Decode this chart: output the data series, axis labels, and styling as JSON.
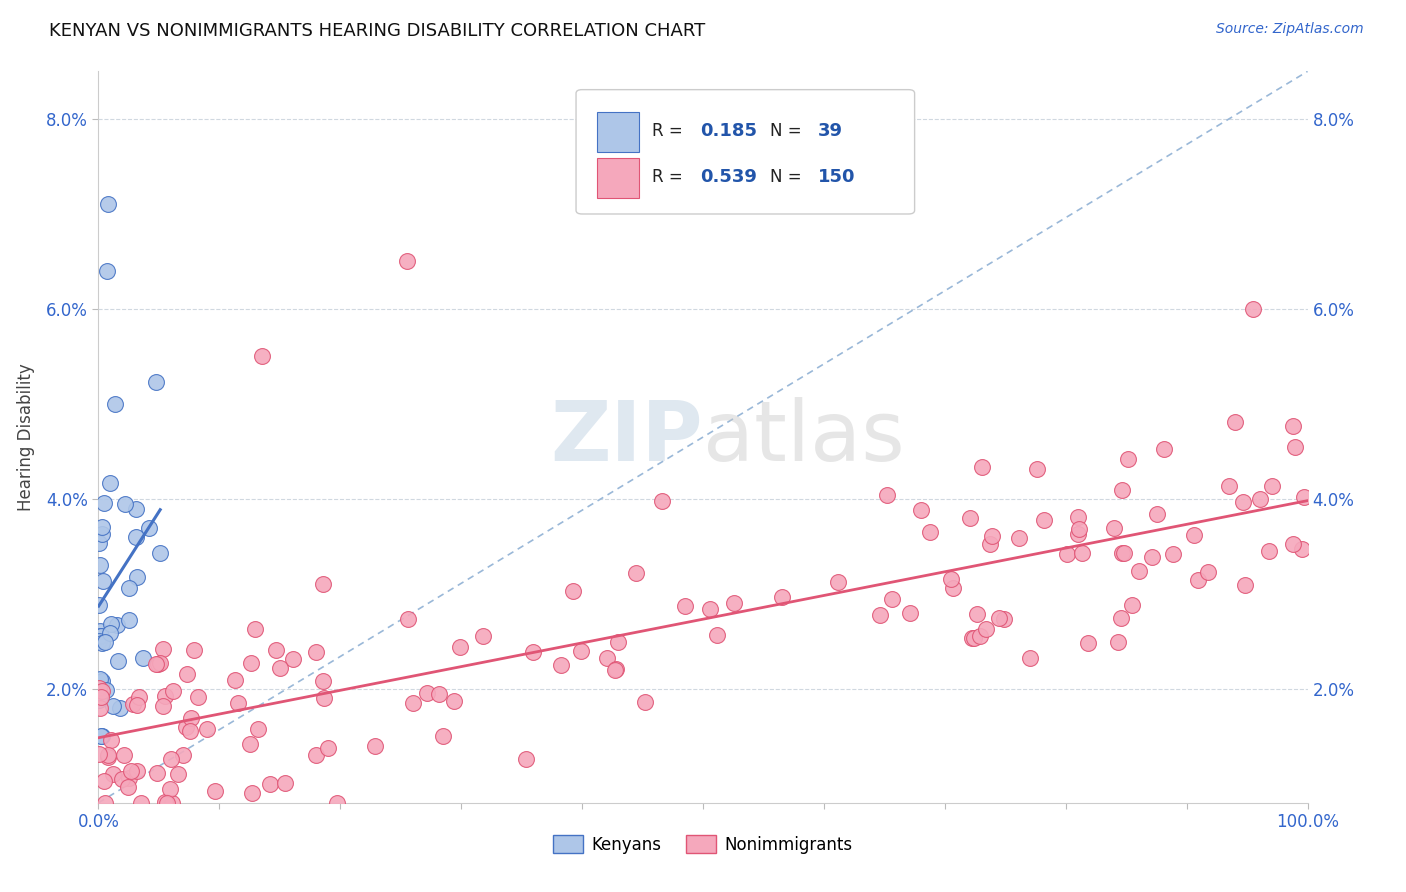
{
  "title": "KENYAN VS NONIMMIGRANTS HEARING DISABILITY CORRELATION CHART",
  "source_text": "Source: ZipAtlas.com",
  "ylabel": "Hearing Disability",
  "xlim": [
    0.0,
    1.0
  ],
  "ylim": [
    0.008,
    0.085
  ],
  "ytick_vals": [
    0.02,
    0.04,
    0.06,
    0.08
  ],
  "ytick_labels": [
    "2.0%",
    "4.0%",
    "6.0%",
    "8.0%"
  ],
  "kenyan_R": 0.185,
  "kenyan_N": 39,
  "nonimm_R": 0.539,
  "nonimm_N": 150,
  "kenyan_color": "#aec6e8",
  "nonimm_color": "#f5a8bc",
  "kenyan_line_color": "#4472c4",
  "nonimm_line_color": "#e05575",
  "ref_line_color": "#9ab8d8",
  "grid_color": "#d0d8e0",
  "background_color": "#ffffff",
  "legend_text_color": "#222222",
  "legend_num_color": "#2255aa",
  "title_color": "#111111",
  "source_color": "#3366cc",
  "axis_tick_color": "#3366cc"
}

- **Short task**: Every record must be copied exactly, with images dropped from the result.

- **Answer to the exercise**:
Decode this chart: output the data series, axis labels, and styling as JSON.
{
  "title": "KENYAN VS NONIMMIGRANTS HEARING DISABILITY CORRELATION CHART",
  "source_text": "Source: ZipAtlas.com",
  "ylabel": "Hearing Disability",
  "xlim": [
    0.0,
    1.0
  ],
  "ylim": [
    0.008,
    0.085
  ],
  "ytick_vals": [
    0.02,
    0.04,
    0.06,
    0.08
  ],
  "ytick_labels": [
    "2.0%",
    "4.0%",
    "6.0%",
    "8.0%"
  ],
  "kenyan_R": 0.185,
  "kenyan_N": 39,
  "nonimm_R": 0.539,
  "nonimm_N": 150,
  "kenyan_color": "#aec6e8",
  "nonimm_color": "#f5a8bc",
  "kenyan_line_color": "#4472c4",
  "nonimm_line_color": "#e05575",
  "ref_line_color": "#9ab8d8",
  "grid_color": "#d0d8e0",
  "background_color": "#ffffff",
  "legend_text_color": "#222222",
  "legend_num_color": "#2255aa",
  "title_color": "#111111",
  "source_color": "#3366cc",
  "axis_tick_color": "#3366cc"
}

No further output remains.